--- TO BE DONE ---
Write out all of the entries exactly, please.

--- Excerpt from a dataset ---
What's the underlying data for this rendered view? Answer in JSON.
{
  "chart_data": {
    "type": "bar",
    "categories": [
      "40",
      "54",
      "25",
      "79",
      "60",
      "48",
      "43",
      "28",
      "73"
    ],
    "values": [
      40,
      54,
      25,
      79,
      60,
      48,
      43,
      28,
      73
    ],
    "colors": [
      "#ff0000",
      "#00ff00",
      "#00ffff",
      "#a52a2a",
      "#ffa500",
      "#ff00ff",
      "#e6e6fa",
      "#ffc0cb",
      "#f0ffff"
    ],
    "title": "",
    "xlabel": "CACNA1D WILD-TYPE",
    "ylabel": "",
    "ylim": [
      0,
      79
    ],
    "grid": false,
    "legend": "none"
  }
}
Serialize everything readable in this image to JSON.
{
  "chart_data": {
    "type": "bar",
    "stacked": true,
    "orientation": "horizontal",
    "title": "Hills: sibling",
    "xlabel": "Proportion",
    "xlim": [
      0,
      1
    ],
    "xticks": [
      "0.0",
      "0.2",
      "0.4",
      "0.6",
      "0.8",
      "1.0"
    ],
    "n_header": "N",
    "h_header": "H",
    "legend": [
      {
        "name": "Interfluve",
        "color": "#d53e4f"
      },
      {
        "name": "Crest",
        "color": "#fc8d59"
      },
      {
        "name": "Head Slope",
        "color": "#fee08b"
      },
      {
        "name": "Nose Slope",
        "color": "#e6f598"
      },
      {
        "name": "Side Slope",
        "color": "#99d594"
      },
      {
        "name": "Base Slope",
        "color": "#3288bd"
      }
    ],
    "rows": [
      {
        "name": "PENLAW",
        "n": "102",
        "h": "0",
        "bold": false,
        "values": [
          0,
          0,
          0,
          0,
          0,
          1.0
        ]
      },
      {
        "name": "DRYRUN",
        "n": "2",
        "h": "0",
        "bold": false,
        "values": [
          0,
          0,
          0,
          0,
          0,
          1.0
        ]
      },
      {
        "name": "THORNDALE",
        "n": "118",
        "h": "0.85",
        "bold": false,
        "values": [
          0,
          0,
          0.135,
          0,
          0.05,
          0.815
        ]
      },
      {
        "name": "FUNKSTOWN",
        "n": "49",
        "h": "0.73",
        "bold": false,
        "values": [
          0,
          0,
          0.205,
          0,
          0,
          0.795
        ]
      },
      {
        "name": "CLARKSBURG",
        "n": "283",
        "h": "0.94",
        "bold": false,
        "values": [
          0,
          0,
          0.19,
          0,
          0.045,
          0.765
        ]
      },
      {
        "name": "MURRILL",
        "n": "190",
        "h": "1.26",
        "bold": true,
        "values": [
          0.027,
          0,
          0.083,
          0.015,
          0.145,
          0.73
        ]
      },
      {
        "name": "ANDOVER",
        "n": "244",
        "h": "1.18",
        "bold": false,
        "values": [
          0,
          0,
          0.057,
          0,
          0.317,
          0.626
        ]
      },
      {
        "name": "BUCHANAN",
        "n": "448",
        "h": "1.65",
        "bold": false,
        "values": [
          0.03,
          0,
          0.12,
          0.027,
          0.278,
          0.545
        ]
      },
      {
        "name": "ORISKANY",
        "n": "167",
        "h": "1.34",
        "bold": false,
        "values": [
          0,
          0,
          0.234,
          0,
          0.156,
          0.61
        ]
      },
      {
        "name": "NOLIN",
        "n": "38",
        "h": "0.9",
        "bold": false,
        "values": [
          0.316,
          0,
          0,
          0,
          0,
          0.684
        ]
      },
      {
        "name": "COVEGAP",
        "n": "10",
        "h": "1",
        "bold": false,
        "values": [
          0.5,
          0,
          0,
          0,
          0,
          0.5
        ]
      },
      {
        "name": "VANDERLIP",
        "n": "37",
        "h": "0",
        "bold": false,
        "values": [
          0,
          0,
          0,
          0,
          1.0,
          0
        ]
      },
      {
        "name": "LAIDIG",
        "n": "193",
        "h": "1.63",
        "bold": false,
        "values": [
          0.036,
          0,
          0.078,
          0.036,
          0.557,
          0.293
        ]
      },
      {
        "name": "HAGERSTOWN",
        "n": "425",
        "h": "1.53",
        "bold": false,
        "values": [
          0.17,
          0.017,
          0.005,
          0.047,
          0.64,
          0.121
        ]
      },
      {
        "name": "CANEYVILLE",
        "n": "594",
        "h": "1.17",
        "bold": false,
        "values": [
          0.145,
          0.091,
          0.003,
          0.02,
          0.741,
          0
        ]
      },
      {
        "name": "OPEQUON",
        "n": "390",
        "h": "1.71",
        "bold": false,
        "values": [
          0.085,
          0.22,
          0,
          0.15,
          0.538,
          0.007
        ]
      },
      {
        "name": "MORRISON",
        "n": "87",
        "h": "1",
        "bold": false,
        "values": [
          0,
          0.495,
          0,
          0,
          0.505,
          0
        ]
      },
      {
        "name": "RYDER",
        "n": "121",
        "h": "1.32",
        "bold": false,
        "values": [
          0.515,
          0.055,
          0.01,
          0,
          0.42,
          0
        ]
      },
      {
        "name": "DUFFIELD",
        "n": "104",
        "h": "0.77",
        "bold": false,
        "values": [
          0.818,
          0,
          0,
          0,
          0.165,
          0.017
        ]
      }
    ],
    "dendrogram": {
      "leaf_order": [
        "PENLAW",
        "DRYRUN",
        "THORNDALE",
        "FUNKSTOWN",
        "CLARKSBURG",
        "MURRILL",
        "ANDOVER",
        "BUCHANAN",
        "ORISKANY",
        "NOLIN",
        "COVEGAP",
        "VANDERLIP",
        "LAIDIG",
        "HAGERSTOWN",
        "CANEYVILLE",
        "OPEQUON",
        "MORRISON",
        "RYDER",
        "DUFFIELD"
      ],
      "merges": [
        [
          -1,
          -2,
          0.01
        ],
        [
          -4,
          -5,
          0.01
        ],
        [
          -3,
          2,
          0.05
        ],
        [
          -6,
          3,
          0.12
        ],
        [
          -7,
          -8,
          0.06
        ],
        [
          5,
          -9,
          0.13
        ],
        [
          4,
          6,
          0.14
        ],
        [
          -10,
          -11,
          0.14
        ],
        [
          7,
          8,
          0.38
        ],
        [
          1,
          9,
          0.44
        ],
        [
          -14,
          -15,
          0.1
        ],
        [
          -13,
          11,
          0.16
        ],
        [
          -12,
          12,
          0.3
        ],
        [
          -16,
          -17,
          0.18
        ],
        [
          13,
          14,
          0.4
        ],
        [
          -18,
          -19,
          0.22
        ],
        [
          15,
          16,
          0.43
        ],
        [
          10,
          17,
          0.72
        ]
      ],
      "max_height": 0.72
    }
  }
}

--- SOLUTION FOR THIS TASK ---
What's the underlying data for this rendered view? Answer in JSON.
{
  "chart_data": {
    "type": "bar",
    "categories": [
      "40",
      "54",
      "25",
      "79",
      "60",
      "48",
      "43",
      "28",
      "73"
    ],
    "values": [
      40,
      54,
      25,
      79,
      60,
      48,
      43,
      28,
      73
    ],
    "colors": [
      "#ff0000",
      "#00ff00",
      "#00ffff",
      "#a52a2a",
      "#ffa500",
      "#ff00ff",
      "#e6e6fa",
      "#ffc0cb",
      "#f0ffff"
    ],
    "title": "",
    "xlabel": "CACNA1D WILD-TYPE",
    "ylabel": "",
    "ylim": [
      0,
      79
    ],
    "grid": false,
    "legend": "none"
  }
}
Serialize everything readable in this image to JSON.
{
  "chart_data": {
    "type": "bar",
    "stacked": true,
    "orientation": "horizontal",
    "title": "Hills: sibling",
    "xlabel": "Proportion",
    "xlim": [
      0,
      1
    ],
    "xticks": [
      "0.0",
      "0.2",
      "0.4",
      "0.6",
      "0.8",
      "1.0"
    ],
    "n_header": "N",
    "h_header": "H",
    "legend": [
      {
        "name": "Interfluve",
        "color": "#d53e4f"
      },
      {
        "name": "Crest",
        "color": "#fc8d59"
      },
      {
        "name": "Head Slope",
        "color": "#fee08b"
      },
      {
        "name": "Nose Slope",
        "color": "#e6f598"
      },
      {
        "name": "Side Slope",
        "color": "#99d594"
      },
      {
        "name": "Base Slope",
        "color": "#3288bd"
      }
    ],
    "rows": [
      {
        "name": "PENLAW",
        "n": "102",
        "h": "0",
        "bold": false,
        "values": [
          0,
          0,
          0,
          0,
          0,
          1.0
        ]
      },
      {
        "name": "DRYRUN",
        "n": "2",
        "h": "0",
        "bold": false,
        "values": [
          0,
          0,
          0,
          0,
          0,
          1.0
        ]
      },
      {
        "name": "THORNDALE",
        "n": "118",
        "h": "0.85",
        "bold": false,
        "values": [
          0,
          0,
          0.135,
          0,
          0.05,
          0.815
        ]
      },
      {
        "name": "FUNKSTOWN",
        "n": "49",
        "h": "0.73",
        "bold": false,
        "values": [
          0,
          0,
          0.205,
          0,
          0,
          0.795
        ]
      },
      {
        "name": "CLARKSBURG",
        "n": "283",
        "h": "0.94",
        "bold": false,
        "values": [
          0,
          0,
          0.19,
          0,
          0.045,
          0.765
        ]
      },
      {
        "name": "MURRILL",
        "n": "190",
        "h": "1.26",
        "bold": true,
        "values": [
          0.027,
          0,
          0.083,
          0.015,
          0.145,
          0.73
        ]
      },
      {
        "name": "ANDOVER",
        "n": "244",
        "h": "1.18",
        "bold": false,
        "values": [
          0,
          0,
          0.057,
          0,
          0.317,
          0.626
        ]
      },
      {
        "name": "BUCHANAN",
        "n": "448",
        "h": "1.65",
        "bold": false,
        "values": [
          0.03,
          0,
          0.12,
          0.027,
          0.278,
          0.545
        ]
      },
      {
        "name": "ORISKANY",
        "n": "167",
        "h": "1.34",
        "bold": false,
        "values": [
          0,
          0,
          0.234,
          0,
          0.156,
          0.61
        ]
      },
      {
        "name": "NOLIN",
        "n": "38",
        "h": "0.9",
        "bold": false,
        "values": [
          0.316,
          0,
          0,
          0,
          0,
          0.684
        ]
      },
      {
        "name": "COVEGAP",
        "n": "10",
        "h": "1",
        "bold": false,
        "values": [
          0.5,
          0,
          0,
          0,
          0,
          0.5
        ]
      },
      {
        "name": "VANDERLIP",
        "n": "37",
        "h": "0",
        "bold": false,
        "values": [
          0,
          0,
          0,
          0,
          1.0,
          0
        ]
      },
      {
        "name": "LAIDIG",
        "n": "193",
        "h": "1.63",
        "bold": false,
        "values": [
          0.036,
          0,
          0.078,
          0.036,
          0.557,
          0.293
        ]
      },
      {
        "name": "HAGERSTOWN",
        "n": "425",
        "h": "1.53",
        "bold": false,
        "values": [
          0.17,
          0.017,
          0.005,
          0.047,
          0.64,
          0.121
        ]
      },
      {
        "name": "CANEYVILLE",
        "n": "594",
        "h": "1.17",
        "bold": false,
        "values": [
          0.145,
          0.091,
          0.003,
          0.02,
          0.741,
          0
        ]
      },
      {
        "name": "OPEQUON",
        "n": "390",
        "h": "1.71",
        "bold": false,
        "values": [
          0.085,
          0.22,
          0,
          0.15,
          0.538,
          0.007
        ]
      },
      {
        "name": "MORRISON",
        "n": "87",
        "h": "1",
        "bold": false,
        "values": [
          0,
          0.495,
          0,
          0,
          0.505,
          0
        ]
      },
      {
        "name": "RYDER",
        "n": "121",
        "h": "1.32",
        "bold": false,
        "values": [
          0.515,
          0.055,
          0.01,
          0,
          0.42,
          0
        ]
      },
      {
        "name": "DUFFIELD",
        "n": "104",
        "h": "0.77",
        "bold": false,
        "values": [
          0.818,
          0,
          0,
          0,
          0.165,
          0.017
        ]
      }
    ],
    "dendrogram": {
      "leaf_order": [
        "PENLAW",
        "DRYRUN",
        "THORNDALE",
        "FUNKSTOWN",
        "CLARKSBURG",
        "MURRILL",
        "ANDOVER",
        "BUCHANAN",
        "ORISKANY",
        "NOLIN",
        "COVEGAP",
        "VANDERLIP",
        "LAIDIG",
        "HAGERSTOWN",
        "CANEYVILLE",
        "OPEQUON",
        "MORRISON",
        "RYDER",
        "DUFFIELD"
      ],
      "merges": [
        [
          -1,
          -2,
          0.01
        ],
        [
          -4,
          -5,
          0.01
        ],
        [
          -3,
          2,
          0.05
        ],
        [
          -6,
          3,
          0.12
        ],
        [
          -7,
          -8,
          0.06
        ],
        [
          5,
          -9,
          0.13
        ],
        [
          4,
          6,
          0.14
        ],
        [
          -10,
          -11,
          0.14
        ],
        [
          7,
          8,
          0.38
        ],
        [
          1,
          9,
          0.44
        ],
        [
          -14,
          -15,
          0.1
        ],
        [
          -13,
          11,
          0.16
        ],
        [
          -12,
          12,
          0.3
        ],
        [
          -16,
          -17,
          0.18
        ],
        [
          13,
          14,
          0.4
        ],
        [
          -18,
          -19,
          0.22
        ],
        [
          15,
          16,
          0.43
        ],
        [
          10,
          17,
          0.72
        ]
      ],
      "max_height": 0.72
    }
  }
}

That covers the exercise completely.